Entries from a dataset:
::::::::::

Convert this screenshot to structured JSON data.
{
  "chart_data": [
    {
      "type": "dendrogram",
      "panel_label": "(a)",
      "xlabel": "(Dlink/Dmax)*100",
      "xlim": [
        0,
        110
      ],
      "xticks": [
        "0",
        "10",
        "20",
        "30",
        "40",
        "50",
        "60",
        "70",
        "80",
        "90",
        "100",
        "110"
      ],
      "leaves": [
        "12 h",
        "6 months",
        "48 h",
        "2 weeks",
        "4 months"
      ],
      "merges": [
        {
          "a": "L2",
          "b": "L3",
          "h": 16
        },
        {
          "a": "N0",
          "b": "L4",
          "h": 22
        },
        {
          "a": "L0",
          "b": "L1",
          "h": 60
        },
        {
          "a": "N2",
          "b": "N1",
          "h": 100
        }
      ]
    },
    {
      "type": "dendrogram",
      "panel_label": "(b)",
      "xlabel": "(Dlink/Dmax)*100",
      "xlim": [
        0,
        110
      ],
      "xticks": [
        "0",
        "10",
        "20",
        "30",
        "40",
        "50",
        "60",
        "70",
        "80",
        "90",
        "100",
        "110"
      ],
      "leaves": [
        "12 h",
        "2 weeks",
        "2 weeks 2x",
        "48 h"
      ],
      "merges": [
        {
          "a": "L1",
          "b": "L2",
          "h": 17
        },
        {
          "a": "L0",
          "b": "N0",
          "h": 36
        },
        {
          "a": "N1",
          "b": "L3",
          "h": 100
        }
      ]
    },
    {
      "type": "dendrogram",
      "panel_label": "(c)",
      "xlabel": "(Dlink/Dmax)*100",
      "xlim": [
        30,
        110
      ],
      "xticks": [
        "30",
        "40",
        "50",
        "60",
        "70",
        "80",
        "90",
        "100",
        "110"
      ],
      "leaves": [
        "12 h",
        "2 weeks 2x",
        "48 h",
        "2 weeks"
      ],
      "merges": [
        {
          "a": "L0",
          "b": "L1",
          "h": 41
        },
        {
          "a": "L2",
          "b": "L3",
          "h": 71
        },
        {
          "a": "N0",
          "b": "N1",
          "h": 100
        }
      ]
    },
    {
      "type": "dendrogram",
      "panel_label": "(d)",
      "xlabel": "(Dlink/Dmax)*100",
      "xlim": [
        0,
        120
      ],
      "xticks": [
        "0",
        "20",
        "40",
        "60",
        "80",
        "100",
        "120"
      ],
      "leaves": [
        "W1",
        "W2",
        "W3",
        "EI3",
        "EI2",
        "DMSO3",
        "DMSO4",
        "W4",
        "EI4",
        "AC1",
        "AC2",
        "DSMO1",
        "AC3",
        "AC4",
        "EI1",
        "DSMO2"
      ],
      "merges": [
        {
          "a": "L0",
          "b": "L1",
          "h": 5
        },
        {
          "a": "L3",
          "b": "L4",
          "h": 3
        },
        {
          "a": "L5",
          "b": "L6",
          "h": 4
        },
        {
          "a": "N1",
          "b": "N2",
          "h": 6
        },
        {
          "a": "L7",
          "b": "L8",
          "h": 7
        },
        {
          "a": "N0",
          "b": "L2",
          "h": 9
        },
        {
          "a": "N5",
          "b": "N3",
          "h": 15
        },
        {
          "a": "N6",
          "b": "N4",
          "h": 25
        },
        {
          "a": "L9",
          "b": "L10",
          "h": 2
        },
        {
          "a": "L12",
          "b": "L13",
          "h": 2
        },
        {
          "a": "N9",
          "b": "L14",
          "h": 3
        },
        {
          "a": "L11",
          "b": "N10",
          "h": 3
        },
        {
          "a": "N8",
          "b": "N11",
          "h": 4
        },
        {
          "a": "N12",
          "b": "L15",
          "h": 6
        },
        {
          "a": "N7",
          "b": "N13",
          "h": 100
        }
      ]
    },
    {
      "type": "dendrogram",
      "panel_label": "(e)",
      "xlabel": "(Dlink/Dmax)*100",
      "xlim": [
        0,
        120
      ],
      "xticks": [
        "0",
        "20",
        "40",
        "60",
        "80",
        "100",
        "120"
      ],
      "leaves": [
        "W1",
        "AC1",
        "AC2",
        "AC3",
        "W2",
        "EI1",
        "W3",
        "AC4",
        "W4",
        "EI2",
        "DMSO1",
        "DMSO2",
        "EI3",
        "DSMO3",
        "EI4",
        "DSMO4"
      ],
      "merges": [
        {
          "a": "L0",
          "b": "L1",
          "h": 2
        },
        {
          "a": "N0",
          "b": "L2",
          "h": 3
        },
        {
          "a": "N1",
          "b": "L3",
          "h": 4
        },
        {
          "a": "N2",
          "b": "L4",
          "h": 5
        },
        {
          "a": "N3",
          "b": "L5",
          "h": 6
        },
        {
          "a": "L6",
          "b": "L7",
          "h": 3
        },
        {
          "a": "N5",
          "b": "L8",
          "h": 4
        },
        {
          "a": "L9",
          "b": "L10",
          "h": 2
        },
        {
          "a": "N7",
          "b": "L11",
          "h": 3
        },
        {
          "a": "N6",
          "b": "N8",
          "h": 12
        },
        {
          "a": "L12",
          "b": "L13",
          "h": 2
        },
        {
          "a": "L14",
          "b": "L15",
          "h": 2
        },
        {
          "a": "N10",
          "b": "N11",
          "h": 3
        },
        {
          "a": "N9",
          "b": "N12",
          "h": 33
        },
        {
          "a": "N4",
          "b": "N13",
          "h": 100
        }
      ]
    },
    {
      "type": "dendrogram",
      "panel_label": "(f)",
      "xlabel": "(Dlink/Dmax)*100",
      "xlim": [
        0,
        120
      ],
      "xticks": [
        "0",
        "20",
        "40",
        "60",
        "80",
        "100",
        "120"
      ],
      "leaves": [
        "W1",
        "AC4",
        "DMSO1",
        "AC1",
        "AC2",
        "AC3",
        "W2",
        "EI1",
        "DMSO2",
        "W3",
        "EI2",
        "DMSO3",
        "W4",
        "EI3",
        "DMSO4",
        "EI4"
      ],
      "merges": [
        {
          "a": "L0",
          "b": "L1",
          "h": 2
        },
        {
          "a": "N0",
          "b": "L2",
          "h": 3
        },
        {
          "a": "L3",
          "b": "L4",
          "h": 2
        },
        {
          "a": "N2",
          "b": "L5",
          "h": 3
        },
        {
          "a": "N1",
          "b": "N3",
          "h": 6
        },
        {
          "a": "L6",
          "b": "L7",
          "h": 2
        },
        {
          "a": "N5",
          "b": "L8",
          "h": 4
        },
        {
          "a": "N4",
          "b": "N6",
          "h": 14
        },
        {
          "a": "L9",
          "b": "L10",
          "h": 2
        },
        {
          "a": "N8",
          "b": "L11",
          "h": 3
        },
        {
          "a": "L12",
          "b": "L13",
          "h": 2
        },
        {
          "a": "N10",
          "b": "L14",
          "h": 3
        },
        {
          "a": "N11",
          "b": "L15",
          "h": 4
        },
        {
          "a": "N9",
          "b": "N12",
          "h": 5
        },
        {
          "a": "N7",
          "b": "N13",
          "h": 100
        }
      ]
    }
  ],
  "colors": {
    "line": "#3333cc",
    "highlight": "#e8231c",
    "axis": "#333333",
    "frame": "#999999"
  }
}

::::::::::

## [Problem details]
Nothing should be left out: return all of the records exactly.

## [Expected answer]
Convert this screenshot to structured JSON data.
{
  "chart_data": [
    {
      "type": "dendrogram",
      "panel_label": "(a)",
      "xlabel": "(Dlink/Dmax)*100",
      "xlim": [
        0,
        110
      ],
      "xticks": [
        "0",
        "10",
        "20",
        "30",
        "40",
        "50",
        "60",
        "70",
        "80",
        "90",
        "100",
        "110"
      ],
      "leaves": [
        "12 h",
        "6 months",
        "48 h",
        "2 weeks",
        "4 months"
      ],
      "merges": [
        {
          "a": "L2",
          "b": "L3",
          "h": 16
        },
        {
          "a": "N0",
          "b": "L4",
          "h": 22
        },
        {
          "a": "L0",
          "b": "L1",
          "h": 60
        },
        {
          "a": "N2",
          "b": "N1",
          "h": 100
        }
      ]
    },
    {
      "type": "dendrogram",
      "panel_label": "(b)",
      "xlabel": "(Dlink/Dmax)*100",
      "xlim": [
        0,
        110
      ],
      "xticks": [
        "0",
        "10",
        "20",
        "30",
        "40",
        "50",
        "60",
        "70",
        "80",
        "90",
        "100",
        "110"
      ],
      "leaves": [
        "12 h",
        "2 weeks",
        "2 weeks 2x",
        "48 h"
      ],
      "merges": [
        {
          "a": "L1",
          "b": "L2",
          "h": 17
        },
        {
          "a": "L0",
          "b": "N0",
          "h": 36
        },
        {
          "a": "N1",
          "b": "L3",
          "h": 100
        }
      ]
    },
    {
      "type": "dendrogram",
      "panel_label": "(c)",
      "xlabel": "(Dlink/Dmax)*100",
      "xlim": [
        30,
        110
      ],
      "xticks": [
        "30",
        "40",
        "50",
        "60",
        "70",
        "80",
        "90",
        "100",
        "110"
      ],
      "leaves": [
        "12 h",
        "2 weeks 2x",
        "48 h",
        "2 weeks"
      ],
      "merges": [
        {
          "a": "L0",
          "b": "L1",
          "h": 41
        },
        {
          "a": "L2",
          "b": "L3",
          "h": 71
        },
        {
          "a": "N0",
          "b": "N1",
          "h": 100
        }
      ]
    },
    {
      "type": "dendrogram",
      "panel_label": "(d)",
      "xlabel": "(Dlink/Dmax)*100",
      "xlim": [
        0,
        120
      ],
      "xticks": [
        "0",
        "20",
        "40",
        "60",
        "80",
        "100",
        "120"
      ],
      "leaves": [
        "W1",
        "W2",
        "W3",
        "EI3",
        "EI2",
        "DMSO3",
        "DMSO4",
        "W4",
        "EI4",
        "AC1",
        "AC2",
        "DSMO1",
        "AC3",
        "AC4",
        "EI1",
        "DSMO2"
      ],
      "merges": [
        {
          "a": "L0",
          "b": "L1",
          "h": 5
        },
        {
          "a": "L3",
          "b": "L4",
          "h": 3
        },
        {
          "a": "L5",
          "b": "L6",
          "h": 4
        },
        {
          "a": "N1",
          "b": "N2",
          "h": 6
        },
        {
          "a": "L7",
          "b": "L8",
          "h": 7
        },
        {
          "a": "N0",
          "b": "L2",
          "h": 9
        },
        {
          "a": "N5",
          "b": "N3",
          "h": 15
        },
        {
          "a": "N6",
          "b": "N4",
          "h": 25
        },
        {
          "a": "L9",
          "b": "L10",
          "h": 2
        },
        {
          "a": "L12",
          "b": "L13",
          "h": 2
        },
        {
          "a": "N9",
          "b": "L14",
          "h": 3
        },
        {
          "a": "L11",
          "b": "N10",
          "h": 3
        },
        {
          "a": "N8",
          "b": "N11",
          "h": 4
        },
        {
          "a": "N12",
          "b": "L15",
          "h": 6
        },
        {
          "a": "N7",
          "b": "N13",
          "h": 100
        }
      ]
    },
    {
      "type": "dendrogram",
      "panel_label": "(e)",
      "xlabel": "(Dlink/Dmax)*100",
      "xlim": [
        0,
        120
      ],
      "xticks": [
        "0",
        "20",
        "40",
        "60",
        "80",
        "100",
        "120"
      ],
      "leaves": [
        "W1",
        "AC1",
        "AC2",
        "AC3",
        "W2",
        "EI1",
        "W3",
        "AC4",
        "W4",
        "EI2",
        "DMSO1",
        "DMSO2",
        "EI3",
        "DSMO3",
        "EI4",
        "DSMO4"
      ],
      "merges": [
        {
          "a": "L0",
          "b": "L1",
          "h": 2
        },
        {
          "a": "N0",
          "b": "L2",
          "h": 3
        },
        {
          "a": "N1",
          "b": "L3",
          "h": 4
        },
        {
          "a": "N2",
          "b": "L4",
          "h": 5
        },
        {
          "a": "N3",
          "b": "L5",
          "h": 6
        },
        {
          "a": "L6",
          "b": "L7",
          "h": 3
        },
        {
          "a": "N5",
          "b": "L8",
          "h": 4
        },
        {
          "a": "L9",
          "b": "L10",
          "h": 2
        },
        {
          "a": "N7",
          "b": "L11",
          "h": 3
        },
        {
          "a": "N6",
          "b": "N8",
          "h": 12
        },
        {
          "a": "L12",
          "b": "L13",
          "h": 2
        },
        {
          "a": "L14",
          "b": "L15",
          "h": 2
        },
        {
          "a": "N10",
          "b": "N11",
          "h": 3
        },
        {
          "a": "N9",
          "b": "N12",
          "h": 33
        },
        {
          "a": "N4",
          "b": "N13",
          "h": 100
        }
      ]
    },
    {
      "type": "dendrogram",
      "panel_label": "(f)",
      "xlabel": "(Dlink/Dmax)*100",
      "xlim": [
        0,
        120
      ],
      "xticks": [
        "0",
        "20",
        "40",
        "60",
        "80",
        "100",
        "120"
      ],
      "leaves": [
        "W1",
        "AC4",
        "DMSO1",
        "AC1",
        "AC2",
        "AC3",
        "W2",
        "EI1",
        "DMSO2",
        "W3",
        "EI2",
        "DMSO3",
        "W4",
        "EI3",
        "DMSO4",
        "EI4"
      ],
      "merges": [
        {
          "a": "L0",
          "b": "L1",
          "h": 2
        },
        {
          "a": "N0",
          "b": "L2",
          "h": 3
        },
        {
          "a": "L3",
          "b": "L4",
          "h": 2
        },
        {
          "a": "N2",
          "b": "L5",
          "h": 3
        },
        {
          "a": "N1",
          "b": "N3",
          "h": 6
        },
        {
          "a": "L6",
          "b": "L7",
          "h": 2
        },
        {
          "a": "N5",
          "b": "L8",
          "h": 4
        },
        {
          "a": "N4",
          "b": "N6",
          "h": 14
        },
        {
          "a": "L9",
          "b": "L10",
          "h": 2
        },
        {
          "a": "N8",
          "b": "L11",
          "h": 3
        },
        {
          "a": "L12",
          "b": "L13",
          "h": 2
        },
        {
          "a": "N10",
          "b": "L14",
          "h": 3
        },
        {
          "a": "N11",
          "b": "L15",
          "h": 4
        },
        {
          "a": "N9",
          "b": "N12",
          "h": 5
        },
        {
          "a": "N7",
          "b": "N13",
          "h": 100
        }
      ]
    }
  ],
  "colors": {
    "line": "#3333cc",
    "highlight": "#e8231c",
    "axis": "#333333",
    "frame": "#999999"
  }
}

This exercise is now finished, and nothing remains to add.